• _Exercise instructions_
Copy out all the records, word for word.

— begin Supplied material —

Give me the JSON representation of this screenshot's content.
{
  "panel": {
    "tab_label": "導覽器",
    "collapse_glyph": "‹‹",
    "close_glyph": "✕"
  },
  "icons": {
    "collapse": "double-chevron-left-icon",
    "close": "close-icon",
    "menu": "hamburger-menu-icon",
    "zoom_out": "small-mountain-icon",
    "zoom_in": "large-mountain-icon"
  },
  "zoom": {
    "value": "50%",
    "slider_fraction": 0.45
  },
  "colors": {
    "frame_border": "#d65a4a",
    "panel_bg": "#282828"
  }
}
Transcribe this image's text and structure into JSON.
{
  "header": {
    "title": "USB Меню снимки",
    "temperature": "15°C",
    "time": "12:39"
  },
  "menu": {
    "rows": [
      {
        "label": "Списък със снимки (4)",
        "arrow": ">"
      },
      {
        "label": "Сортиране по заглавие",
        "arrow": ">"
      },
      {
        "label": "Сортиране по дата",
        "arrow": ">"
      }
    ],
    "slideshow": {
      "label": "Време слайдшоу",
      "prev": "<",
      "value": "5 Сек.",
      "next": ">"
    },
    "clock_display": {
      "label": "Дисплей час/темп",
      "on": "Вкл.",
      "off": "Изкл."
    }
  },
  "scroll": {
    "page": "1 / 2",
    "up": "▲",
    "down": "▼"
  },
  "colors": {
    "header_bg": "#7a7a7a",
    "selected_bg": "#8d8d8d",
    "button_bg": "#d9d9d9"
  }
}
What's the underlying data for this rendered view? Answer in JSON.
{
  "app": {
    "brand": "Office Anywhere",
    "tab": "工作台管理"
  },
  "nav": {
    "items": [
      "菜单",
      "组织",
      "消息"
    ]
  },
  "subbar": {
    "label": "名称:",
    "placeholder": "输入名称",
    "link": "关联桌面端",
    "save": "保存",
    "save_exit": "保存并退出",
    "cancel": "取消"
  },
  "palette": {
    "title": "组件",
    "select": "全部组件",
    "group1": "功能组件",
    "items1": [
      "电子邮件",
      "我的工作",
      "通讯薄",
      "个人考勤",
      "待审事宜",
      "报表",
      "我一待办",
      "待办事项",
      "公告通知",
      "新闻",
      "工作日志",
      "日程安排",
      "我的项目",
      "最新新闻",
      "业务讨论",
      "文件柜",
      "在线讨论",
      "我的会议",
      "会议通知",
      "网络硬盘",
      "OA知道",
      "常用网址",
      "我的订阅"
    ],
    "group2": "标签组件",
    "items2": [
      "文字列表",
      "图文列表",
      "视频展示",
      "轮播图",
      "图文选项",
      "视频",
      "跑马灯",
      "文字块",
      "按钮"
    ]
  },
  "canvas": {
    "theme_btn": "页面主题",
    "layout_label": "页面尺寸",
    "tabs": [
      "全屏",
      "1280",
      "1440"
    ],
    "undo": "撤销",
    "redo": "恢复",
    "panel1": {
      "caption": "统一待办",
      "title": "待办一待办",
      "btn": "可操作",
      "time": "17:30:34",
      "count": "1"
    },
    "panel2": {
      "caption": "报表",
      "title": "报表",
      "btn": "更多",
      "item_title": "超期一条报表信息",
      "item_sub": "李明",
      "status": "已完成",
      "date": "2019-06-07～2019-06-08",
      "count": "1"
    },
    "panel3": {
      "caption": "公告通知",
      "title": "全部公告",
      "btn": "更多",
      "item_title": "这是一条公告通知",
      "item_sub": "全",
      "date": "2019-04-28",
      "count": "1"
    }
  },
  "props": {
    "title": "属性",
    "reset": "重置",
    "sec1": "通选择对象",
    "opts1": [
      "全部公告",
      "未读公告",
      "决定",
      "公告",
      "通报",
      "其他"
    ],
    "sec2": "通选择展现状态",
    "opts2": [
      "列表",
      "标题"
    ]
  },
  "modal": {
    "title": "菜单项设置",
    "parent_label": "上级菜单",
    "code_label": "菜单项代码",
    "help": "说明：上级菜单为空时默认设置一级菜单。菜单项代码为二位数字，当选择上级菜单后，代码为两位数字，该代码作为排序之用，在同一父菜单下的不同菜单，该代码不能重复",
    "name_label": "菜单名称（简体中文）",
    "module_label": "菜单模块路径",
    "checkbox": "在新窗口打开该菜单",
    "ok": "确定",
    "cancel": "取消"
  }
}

— end Supplied material —

• _Correct output_
Give me the JSON representation of this screenshot's content.
{
  "panel": {
    "tab_label": "導覽器",
    "collapse_glyph": "‹‹",
    "close_glyph": "✕"
  },
  "icons": {
    "collapse": "double-chevron-left-icon",
    "close": "close-icon",
    "menu": "hamburger-menu-icon",
    "zoom_out": "small-mountain-icon",
    "zoom_in": "large-mountain-icon"
  },
  "zoom": {
    "value": "50%",
    "slider_fraction": 0.45
  },
  "colors": {
    "frame_border": "#d65a4a",
    "panel_bg": "#282828"
  }
}
Transcribe this image's text and structure into JSON.
{
  "header": {
    "title": "USB Меню снимки",
    "temperature": "15°C",
    "time": "12:39"
  },
  "menu": {
    "rows": [
      {
        "label": "Списък със снимки (4)",
        "arrow": ">"
      },
      {
        "label": "Сортиране по заглавие",
        "arrow": ">"
      },
      {
        "label": "Сортиране по дата",
        "arrow": ">"
      }
    ],
    "slideshow": {
      "label": "Време слайдшоу",
      "prev": "<",
      "value": "5 Сек.",
      "next": ">"
    },
    "clock_display": {
      "label": "Дисплей час/темп",
      "on": "Вкл.",
      "off": "Изкл."
    }
  },
  "scroll": {
    "page": "1 / 2",
    "up": "▲",
    "down": "▼"
  },
  "colors": {
    "header_bg": "#7a7a7a",
    "selected_bg": "#8d8d8d",
    "button_bg": "#d9d9d9"
  }
}
What's the underlying data for this rendered view? Answer in JSON.
{
  "app": {
    "brand": "Office Anywhere",
    "tab": "工作台管理"
  },
  "nav": {
    "items": [
      "菜单",
      "组织",
      "消息"
    ]
  },
  "subbar": {
    "label": "名称:",
    "placeholder": "输入名称",
    "link": "关联桌面端",
    "save": "保存",
    "save_exit": "保存并退出",
    "cancel": "取消"
  },
  "palette": {
    "title": "组件",
    "select": "全部组件",
    "group1": "功能组件",
    "items1": [
      "电子邮件",
      "我的工作",
      "通讯薄",
      "个人考勤",
      "待审事宜",
      "报表",
      "我一待办",
      "待办事项",
      "公告通知",
      "新闻",
      "工作日志",
      "日程安排",
      "我的项目",
      "最新新闻",
      "业务讨论",
      "文件柜",
      "在线讨论",
      "我的会议",
      "会议通知",
      "网络硬盘",
      "OA知道",
      "常用网址",
      "我的订阅"
    ],
    "group2": "标签组件",
    "items2": [
      "文字列表",
      "图文列表",
      "视频展示",
      "轮播图",
      "图文选项",
      "视频",
      "跑马灯",
      "文字块",
      "按钮"
    ]
  },
  "canvas": {
    "theme_btn": "页面主题",
    "layout_label": "页面尺寸",
    "tabs": [
      "全屏",
      "1280",
      "1440"
    ],
    "undo": "撤销",
    "redo": "恢复",
    "panel1": {
      "caption": "统一待办",
      "title": "待办一待办",
      "btn": "可操作",
      "time": "17:30:34",
      "count": "1"
    },
    "panel2": {
      "caption": "报表",
      "title": "报表",
      "btn": "更多",
      "item_title": "超期一条报表信息",
      "item_sub": "李明",
      "status": "已完成",
      "date": "2019-06-07～2019-06-08",
      "count": "1"
    },
    "panel3": {
      "caption": "公告通知",
      "title": "全部公告",
      "btn": "更多",
      "item_title": "这是一条公告通知",
      "item_sub": "全",
      "date": "2019-04-28",
      "count": "1"
    }
  },
  "props": {
    "title": "属性",
    "reset": "重置",
    "sec1": "通选择对象",
    "opts1": [
      "全部公告",
      "未读公告",
      "决定",
      "公告",
      "通报",
      "其他"
    ],
    "sec2": "通选择展现状态",
    "opts2": [
      "列表",
      "标题"
    ]
  },
  "modal": {
    "title": "菜单项设置",
    "parent_label": "上级菜单",
    "code_label": "菜单项代码",
    "help": "说明：上级菜单为空时默认设置一级菜单。菜单项代码为二位数字，当选择上级菜单后，代码为两位数字，该代码作为排序之用，在同一父菜单下的不同菜单，该代码不能重复",
    "name_label": "菜单名称（简体中文）",
    "module_label": "菜单模块路径",
    "checkbox": "在新窗口打开该菜单",
    "ok": "确定",
    "cancel": "取消"
  }
}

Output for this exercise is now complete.